• SUPPLIED INFORMATION:
>>>>>

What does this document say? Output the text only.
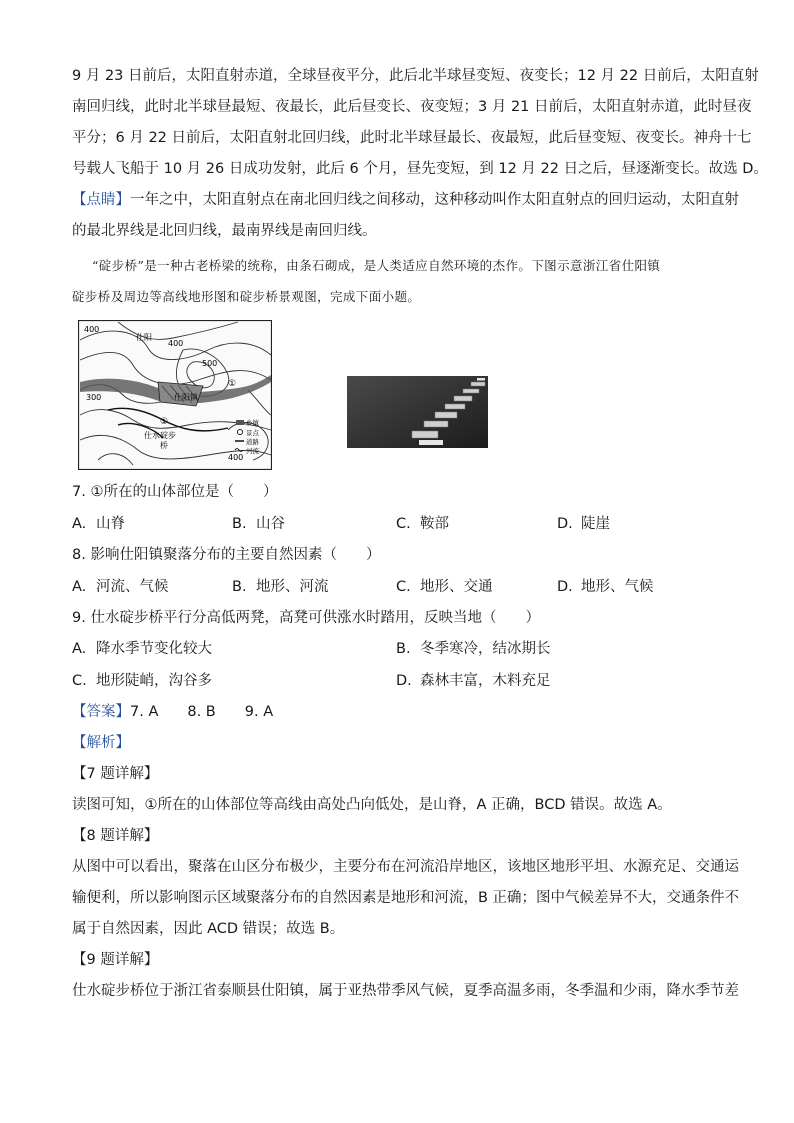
9 月 23 日前后，太阳直射赤道，全球昼夜平分，此后北半球昼变短、夜变长；12 月 22 日前后，太阳直射
南回归线，此时北半球昼最短、夜最长，此后昼变长、夜变短；3 月 21 日前后，太阳直射赤道，此时昼夜
平分；6 月 22 日前后，太阳直射北回归线，此时北半球昼最长、夜最短，此后昼变短、夜变长。神舟十七
号载人飞船于 10 月 26 日成功发射，此后 6 个月，昼先变短，到 12 月 22 日之后，昼逐渐变长。故选 D。
【点睛】一年之中，太阳直射点在南北回归线之间移动，这种移动叫作太阳直射点的回归运动，太阳直射
的最北界线是北回归线，最南界线是南回归线。
“碇步桥”是一种古老桥梁的统称，由条石砌成，是人类适应自然环境的杰作。下图示意浙江省仕阳镇
碇步桥及周边等高线地形图和碇步桥景观图，完成下面小题。
400
400
500
300
400
仕阳
仕阳镇
仕水碇步
桥
①
①	乡镇
景点
道路
河流
7. ①所在的山体部位是（　　）
A. 山脊	B. 山谷	C. 鞍部	D. 陡崖
8. 影响仕阳镇聚落分布的主要自然因素（　　）
A. 河流、气候	B. 地形、河流	C. 地形、交通	D. 地形、气候
9. 仕水碇步桥平行分高低两凳，高凳可供涨水时踏用，反映当地（　　）
A. 降水季节变化较大	B. 冬季寒冷，结冰期长
C. 地形陡峭，沟谷多	D. 森林丰富，木料充足
【答案】7. A　　8. B　　9. A
【解析】
【7 题详解】
读图可知，①所在的山体部位等高线由高处凸向低处，是山脊，A 正确，BCD 错误。故选 A。
【8 题详解】
从图中可以看出，聚落在山区分布极少，主要分布在河流沿岸地区，该地区地形平坦、水源充足、交通运
输便利，所以影响图示区域聚落分布的自然因素是地形和河流，B 正确；图中气候差异不大，交通条件不
属于自然因素，因此 ACD 错误；故选 B。
【9 题详解】
仕水碇步桥位于浙江省泰顺县仕阳镇，属于亚热带季风气候，夏季高温多雨，冬季温和少雨，降水季节差
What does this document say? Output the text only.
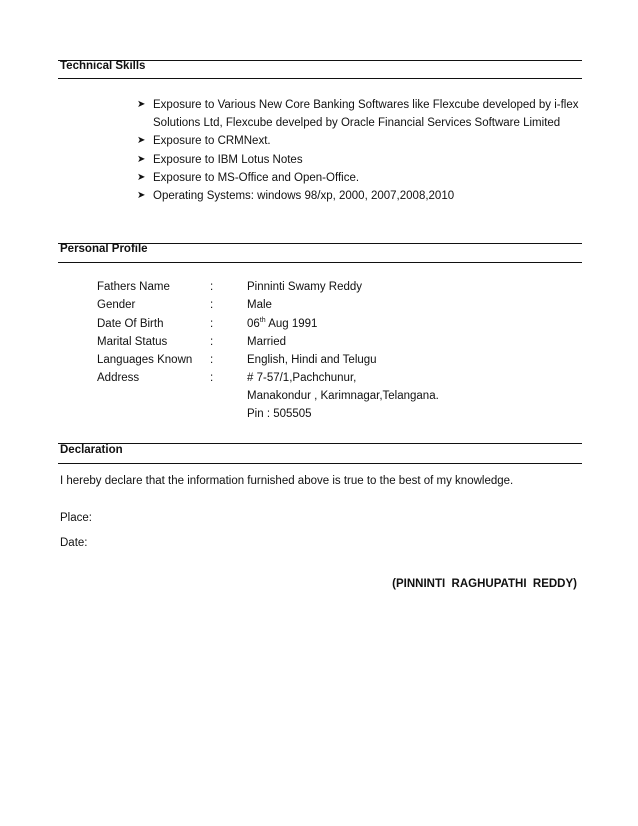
Technical Skills
➤ Exposure to Various New Core Banking Softwares like Flexcube developed by i-flex Solutions Ltd, Flexcube develped by Oracle Financial Services Software Limited
➤ Exposure to CRMNext.
➤ Exposure to IBM Lotus Notes
➤ Exposure to MS-Office and Open-Office.
➤ Operating Systems: windows 98/xp, 2000, 2007,2008,2010
Personal Profile
Fathers Name	:	Pinninti Swamy Reddy
Gender	:	Male
Date Of Birth	:	06th Aug 1991
Marital Status	:	Married
Languages Known :	English, Hindi and Telugu
Address	:	# 7-57/1,Pachchunur,
Manakondur , Karimnagar,Telangana.
Pin : 505505
Declaration
I hereby declare that the information furnished above is true to the best of my knowledge.
Place:
Date:
(PINNINTI  RAGHUPATHI  REDDY)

<<<<<

• WHAT TO PRODUCE: Restate the whole listing above exactly, please, omitting every image.

• OUTPUT:
What does this document say? Output the text only.
9 月 23 日前后，太阳直射赤道，全球昼夜平分，此后北半球昼变短、夜变长；12 月 22 日前后，太阳直射
南回归线，此时北半球昼最短、夜最长，此后昼变长、夜变短；3 月 21 日前后，太阳直射赤道，此时昼夜
平分；6 月 22 日前后，太阳直射北回归线，此时北半球昼最长、夜最短，此后昼变短、夜变长。神舟十七
号载人飞船于 10 月 26 日成功发射，此后 6 个月，昼先变短，到 12 月 22 日之后，昼逐渐变长。故选 D。
【点睛】一年之中，太阳直射点在南北回归线之间移动，这种移动叫作太阳直射点的回归运动，太阳直射
的最北界线是北回归线，最南界线是南回归线。
“碇步桥”是一种古老桥梁的统称，由条石砌成，是人类适应自然环境的杰作。下图示意浙江省仕阳镇
碇步桥及周边等高线地形图和碇步桥景观图，完成下面小题。
400
400
500
300
400
仕阳
仕阳镇
仕水碇步
桥
①
①	乡镇
景点
道路
河流
7. ①所在的山体部位是（　　）
A. 山脊	B. 山谷	C. 鞍部	D. 陡崖
8. 影响仕阳镇聚落分布的主要自然因素（　　）
A. 河流、气候	B. 地形、河流	C. 地形、交通	D. 地形、气候
9. 仕水碇步桥平行分高低两凳，高凳可供涨水时踏用，反映当地（　　）
A. 降水季节变化较大	B. 冬季寒冷，结冰期长
C. 地形陡峭，沟谷多	D. 森林丰富，木料充足
【答案】7. A　　8. B　　9. A
【解析】
【7 题详解】
读图可知，①所在的山体部位等高线由高处凸向低处，是山脊，A 正确，BCD 错误。故选 A。
【8 题详解】
从图中可以看出，聚落在山区分布极少，主要分布在河流沿岸地区，该地区地形平坦、水源充足、交通运
输便利，所以影响图示区域聚落分布的自然因素是地形和河流，B 正确；图中气候差异不大，交通条件不
属于自然因素，因此 ACD 错误；故选 B。
【9 题详解】
仕水碇步桥位于浙江省泰顺县仕阳镇，属于亚热带季风气候，夏季高温多雨，冬季温和少雨，降水季节差
What does this document say? Output the text only.
Technical Skills
➤ Exposure to Various New Core Banking Softwares like Flexcube developed by i-flex Solutions Ltd, Flexcube develped by Oracle Financial Services Software Limited
➤ Exposure to CRMNext.
➤ Exposure to IBM Lotus Notes
➤ Exposure to MS-Office and Open-Office.
➤ Operating Systems: windows 98/xp, 2000, 2007,2008,2010
Personal Profile
Fathers Name	:	Pinninti Swamy Reddy
Gender	:	Male
Date Of Birth	:	06th Aug 1991
Marital Status	:	Married
Languages Known :	English, Hindi and Telugu
Address	:	# 7-57/1,Pachchunur,
Manakondur , Karimnagar,Telangana.
Pin : 505505
Declaration
I hereby declare that the information furnished above is true to the best of my knowledge.
Place:
Date:
(PINNINTI  RAGHUPATHI  REDDY)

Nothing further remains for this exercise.